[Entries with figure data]
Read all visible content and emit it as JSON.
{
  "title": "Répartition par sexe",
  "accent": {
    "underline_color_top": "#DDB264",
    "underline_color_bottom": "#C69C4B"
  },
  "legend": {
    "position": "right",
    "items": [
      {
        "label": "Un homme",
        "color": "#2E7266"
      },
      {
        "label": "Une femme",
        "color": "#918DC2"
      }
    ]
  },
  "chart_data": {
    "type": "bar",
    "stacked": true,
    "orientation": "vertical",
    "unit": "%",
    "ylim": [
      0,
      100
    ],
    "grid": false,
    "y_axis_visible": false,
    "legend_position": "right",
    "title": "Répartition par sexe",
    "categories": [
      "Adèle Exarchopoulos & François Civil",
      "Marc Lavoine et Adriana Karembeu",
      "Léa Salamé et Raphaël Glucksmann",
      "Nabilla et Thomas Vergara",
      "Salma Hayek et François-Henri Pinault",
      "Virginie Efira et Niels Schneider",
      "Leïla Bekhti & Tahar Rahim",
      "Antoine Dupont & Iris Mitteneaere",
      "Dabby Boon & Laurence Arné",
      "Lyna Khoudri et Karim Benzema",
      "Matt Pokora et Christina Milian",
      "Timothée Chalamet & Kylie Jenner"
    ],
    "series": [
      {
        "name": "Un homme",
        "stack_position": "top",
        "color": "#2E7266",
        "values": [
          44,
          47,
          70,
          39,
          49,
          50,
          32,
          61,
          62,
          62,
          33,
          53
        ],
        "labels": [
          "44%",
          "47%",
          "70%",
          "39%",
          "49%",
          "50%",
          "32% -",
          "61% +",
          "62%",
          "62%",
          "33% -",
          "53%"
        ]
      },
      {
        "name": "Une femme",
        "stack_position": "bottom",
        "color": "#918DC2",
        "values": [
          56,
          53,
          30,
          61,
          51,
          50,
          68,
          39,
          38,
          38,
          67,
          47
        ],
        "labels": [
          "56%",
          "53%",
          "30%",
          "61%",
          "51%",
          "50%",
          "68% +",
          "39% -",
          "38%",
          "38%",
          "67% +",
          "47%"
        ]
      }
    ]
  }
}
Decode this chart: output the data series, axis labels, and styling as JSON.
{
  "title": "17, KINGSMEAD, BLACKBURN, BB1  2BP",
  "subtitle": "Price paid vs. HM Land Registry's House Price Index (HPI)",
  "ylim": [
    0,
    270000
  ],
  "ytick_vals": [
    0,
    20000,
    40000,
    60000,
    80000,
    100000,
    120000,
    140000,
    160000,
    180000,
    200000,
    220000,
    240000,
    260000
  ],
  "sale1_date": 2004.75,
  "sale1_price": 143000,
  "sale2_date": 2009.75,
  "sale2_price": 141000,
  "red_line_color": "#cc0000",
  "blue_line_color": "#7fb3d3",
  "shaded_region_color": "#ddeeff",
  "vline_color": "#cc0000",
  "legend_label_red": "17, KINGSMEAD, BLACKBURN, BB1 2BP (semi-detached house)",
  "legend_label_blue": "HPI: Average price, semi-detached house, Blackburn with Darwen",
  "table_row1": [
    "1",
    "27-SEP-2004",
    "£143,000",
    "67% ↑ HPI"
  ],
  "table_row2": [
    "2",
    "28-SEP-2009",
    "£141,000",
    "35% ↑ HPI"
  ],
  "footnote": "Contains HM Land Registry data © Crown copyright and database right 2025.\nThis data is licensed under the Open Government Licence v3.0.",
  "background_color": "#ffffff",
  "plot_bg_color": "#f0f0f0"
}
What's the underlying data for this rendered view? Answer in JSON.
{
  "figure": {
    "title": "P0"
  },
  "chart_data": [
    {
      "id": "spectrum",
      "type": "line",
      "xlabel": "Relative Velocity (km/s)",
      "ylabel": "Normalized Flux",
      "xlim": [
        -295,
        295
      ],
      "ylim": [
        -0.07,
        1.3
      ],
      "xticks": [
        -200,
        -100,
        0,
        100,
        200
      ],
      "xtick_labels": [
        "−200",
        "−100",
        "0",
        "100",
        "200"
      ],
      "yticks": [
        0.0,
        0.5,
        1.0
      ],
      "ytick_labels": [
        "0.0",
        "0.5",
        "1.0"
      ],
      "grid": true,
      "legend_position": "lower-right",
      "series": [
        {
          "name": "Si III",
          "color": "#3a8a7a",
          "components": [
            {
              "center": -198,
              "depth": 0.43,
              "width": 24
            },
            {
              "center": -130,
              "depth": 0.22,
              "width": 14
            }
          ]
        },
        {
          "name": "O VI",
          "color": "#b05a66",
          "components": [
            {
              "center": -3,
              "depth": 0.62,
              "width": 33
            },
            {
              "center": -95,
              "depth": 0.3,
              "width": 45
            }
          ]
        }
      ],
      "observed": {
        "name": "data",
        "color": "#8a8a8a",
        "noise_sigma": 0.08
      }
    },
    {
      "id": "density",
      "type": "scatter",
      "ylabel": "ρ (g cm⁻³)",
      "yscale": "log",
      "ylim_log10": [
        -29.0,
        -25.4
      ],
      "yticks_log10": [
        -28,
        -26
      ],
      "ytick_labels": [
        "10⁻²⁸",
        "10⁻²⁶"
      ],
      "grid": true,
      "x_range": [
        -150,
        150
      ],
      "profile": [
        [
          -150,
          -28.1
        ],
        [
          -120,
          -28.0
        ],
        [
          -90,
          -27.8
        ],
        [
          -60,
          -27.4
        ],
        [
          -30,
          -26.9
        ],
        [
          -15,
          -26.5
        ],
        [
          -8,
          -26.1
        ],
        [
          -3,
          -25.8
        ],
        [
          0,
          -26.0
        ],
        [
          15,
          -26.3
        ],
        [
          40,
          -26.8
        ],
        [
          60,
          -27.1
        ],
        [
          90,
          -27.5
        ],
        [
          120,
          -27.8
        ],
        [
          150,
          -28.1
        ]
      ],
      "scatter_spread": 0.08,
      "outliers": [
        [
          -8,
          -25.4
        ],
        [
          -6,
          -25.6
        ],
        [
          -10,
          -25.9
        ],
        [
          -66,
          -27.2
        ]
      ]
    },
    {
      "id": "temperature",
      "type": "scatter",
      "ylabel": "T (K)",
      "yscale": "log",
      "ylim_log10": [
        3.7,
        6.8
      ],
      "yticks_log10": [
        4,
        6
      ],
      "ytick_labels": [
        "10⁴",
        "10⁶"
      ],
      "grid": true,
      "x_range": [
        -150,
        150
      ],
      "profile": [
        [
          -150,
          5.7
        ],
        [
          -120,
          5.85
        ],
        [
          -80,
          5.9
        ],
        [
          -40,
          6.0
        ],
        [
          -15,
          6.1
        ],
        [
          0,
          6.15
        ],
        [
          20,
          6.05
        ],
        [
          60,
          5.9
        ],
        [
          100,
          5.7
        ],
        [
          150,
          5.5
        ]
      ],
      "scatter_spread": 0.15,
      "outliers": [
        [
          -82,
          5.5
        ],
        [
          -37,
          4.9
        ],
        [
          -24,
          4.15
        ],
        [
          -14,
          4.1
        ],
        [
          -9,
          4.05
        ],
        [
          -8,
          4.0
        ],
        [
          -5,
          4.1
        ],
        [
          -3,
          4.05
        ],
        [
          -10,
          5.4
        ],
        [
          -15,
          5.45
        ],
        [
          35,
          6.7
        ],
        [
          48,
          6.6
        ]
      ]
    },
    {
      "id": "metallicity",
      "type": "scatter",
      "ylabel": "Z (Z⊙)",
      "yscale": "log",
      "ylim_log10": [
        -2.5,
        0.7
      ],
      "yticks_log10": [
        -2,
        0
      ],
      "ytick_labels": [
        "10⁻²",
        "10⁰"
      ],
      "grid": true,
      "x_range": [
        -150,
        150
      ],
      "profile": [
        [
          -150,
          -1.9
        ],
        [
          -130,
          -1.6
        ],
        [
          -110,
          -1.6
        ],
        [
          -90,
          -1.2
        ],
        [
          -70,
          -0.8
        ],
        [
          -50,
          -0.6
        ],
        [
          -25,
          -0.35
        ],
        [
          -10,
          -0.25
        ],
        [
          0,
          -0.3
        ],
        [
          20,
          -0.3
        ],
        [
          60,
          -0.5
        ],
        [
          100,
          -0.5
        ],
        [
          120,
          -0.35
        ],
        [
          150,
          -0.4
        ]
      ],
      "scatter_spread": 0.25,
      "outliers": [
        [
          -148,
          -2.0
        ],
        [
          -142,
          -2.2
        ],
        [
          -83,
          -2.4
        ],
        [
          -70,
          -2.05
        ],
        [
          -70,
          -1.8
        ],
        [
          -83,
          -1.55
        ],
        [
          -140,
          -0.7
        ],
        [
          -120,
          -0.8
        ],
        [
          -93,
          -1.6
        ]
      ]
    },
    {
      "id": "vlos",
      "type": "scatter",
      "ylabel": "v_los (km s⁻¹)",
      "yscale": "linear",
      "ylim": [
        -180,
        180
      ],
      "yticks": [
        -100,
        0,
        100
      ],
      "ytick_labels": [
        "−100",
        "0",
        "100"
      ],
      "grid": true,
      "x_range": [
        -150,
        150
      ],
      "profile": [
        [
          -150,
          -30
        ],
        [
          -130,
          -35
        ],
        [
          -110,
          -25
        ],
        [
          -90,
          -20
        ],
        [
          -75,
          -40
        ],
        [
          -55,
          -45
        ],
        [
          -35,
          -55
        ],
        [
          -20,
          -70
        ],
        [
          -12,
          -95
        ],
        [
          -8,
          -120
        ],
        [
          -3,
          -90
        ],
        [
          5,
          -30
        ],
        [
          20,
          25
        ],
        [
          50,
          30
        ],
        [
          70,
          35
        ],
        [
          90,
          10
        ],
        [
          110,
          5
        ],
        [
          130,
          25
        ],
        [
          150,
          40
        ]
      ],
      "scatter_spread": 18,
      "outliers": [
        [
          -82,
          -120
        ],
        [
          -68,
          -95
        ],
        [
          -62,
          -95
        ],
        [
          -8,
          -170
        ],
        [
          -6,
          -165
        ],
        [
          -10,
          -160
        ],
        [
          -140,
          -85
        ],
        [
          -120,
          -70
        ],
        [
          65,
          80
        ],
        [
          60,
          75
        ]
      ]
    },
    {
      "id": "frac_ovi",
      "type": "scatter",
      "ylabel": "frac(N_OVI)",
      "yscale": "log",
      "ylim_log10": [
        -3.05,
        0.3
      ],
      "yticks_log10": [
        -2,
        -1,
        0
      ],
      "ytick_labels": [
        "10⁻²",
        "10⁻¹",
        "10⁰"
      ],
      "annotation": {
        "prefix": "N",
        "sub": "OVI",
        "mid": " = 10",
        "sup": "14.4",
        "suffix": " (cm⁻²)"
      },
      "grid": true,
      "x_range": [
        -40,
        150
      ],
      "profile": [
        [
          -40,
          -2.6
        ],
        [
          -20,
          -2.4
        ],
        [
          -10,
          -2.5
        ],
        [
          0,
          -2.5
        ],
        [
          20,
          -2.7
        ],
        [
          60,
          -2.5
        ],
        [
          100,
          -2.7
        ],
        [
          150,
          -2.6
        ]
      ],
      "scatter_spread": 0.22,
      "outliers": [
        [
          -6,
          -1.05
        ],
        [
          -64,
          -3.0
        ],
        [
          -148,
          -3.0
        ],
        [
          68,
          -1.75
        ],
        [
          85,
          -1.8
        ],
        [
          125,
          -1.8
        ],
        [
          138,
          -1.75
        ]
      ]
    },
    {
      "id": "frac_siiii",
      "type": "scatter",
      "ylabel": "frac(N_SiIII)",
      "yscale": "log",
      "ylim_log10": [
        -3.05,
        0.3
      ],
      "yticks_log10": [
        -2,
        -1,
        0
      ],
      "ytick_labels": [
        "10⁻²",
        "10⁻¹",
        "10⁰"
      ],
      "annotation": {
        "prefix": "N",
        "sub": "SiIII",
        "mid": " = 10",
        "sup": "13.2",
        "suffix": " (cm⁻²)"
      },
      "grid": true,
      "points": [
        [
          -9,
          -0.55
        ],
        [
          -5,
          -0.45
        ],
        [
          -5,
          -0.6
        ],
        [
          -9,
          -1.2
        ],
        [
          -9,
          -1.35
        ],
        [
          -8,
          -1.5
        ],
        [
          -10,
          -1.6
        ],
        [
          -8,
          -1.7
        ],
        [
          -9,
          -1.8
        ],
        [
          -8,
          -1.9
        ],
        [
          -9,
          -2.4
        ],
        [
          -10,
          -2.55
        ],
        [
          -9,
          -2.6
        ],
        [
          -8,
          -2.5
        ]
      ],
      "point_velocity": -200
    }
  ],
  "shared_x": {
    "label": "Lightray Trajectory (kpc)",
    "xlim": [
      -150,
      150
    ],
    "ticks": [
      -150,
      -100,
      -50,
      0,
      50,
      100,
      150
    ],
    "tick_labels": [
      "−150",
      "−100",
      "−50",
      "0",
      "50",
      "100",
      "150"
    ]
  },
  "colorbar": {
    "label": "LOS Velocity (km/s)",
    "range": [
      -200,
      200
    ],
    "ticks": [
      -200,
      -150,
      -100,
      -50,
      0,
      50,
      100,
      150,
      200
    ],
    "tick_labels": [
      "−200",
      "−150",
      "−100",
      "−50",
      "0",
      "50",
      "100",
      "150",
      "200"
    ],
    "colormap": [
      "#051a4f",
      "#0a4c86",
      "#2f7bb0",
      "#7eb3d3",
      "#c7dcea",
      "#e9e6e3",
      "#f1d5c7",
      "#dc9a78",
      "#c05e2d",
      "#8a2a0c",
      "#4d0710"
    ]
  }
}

*Goal*.
Return the lines of the records that include the string "detached".

*Task response*.
  "legend_label_red": "17, KINGSMEAD, BLACKBURN, BB1 2BP (semi-detached house)",
  "legend_label_blue": "HPI: Average price, semi-detached house, Blackburn with Darwen",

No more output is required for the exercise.